▶ **Problem to work on**: Wherever a line holds the string "Äquivalent", copy that line.

▶ **Record list**:

::::::::::

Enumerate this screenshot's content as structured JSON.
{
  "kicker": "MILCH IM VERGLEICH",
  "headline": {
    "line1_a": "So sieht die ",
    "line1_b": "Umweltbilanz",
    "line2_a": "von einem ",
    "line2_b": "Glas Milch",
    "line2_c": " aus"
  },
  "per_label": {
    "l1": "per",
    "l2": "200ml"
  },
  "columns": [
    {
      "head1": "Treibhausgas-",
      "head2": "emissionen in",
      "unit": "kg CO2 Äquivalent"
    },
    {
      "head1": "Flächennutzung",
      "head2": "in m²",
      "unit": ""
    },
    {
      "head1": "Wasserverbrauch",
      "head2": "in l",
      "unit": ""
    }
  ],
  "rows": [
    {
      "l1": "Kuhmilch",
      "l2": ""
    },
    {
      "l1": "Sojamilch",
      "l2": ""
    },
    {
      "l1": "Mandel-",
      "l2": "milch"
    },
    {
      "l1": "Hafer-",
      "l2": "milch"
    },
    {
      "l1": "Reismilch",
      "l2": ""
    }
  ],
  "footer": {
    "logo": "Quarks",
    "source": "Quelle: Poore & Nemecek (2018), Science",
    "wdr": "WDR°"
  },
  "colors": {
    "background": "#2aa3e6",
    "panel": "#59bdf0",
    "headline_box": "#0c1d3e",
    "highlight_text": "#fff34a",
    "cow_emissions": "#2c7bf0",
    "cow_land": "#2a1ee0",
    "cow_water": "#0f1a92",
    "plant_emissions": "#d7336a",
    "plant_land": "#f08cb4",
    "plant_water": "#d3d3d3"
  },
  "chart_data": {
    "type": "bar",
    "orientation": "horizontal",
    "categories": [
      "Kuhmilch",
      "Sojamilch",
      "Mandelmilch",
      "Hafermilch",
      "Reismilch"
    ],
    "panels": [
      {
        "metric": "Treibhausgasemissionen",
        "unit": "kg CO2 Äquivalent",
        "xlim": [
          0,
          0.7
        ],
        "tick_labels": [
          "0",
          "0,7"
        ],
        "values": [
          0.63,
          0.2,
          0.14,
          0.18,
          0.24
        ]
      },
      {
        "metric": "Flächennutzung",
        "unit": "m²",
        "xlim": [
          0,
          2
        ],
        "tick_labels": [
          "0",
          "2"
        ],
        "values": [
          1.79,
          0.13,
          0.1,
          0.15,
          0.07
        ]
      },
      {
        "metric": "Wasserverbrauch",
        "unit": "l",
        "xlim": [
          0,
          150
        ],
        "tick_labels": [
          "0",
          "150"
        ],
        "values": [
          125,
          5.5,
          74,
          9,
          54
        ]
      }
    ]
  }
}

::::::::::

▶ **Result**:
      "unit": "kg CO2 Äquivalent"
        "unit": "kg CO2 Äquivalent",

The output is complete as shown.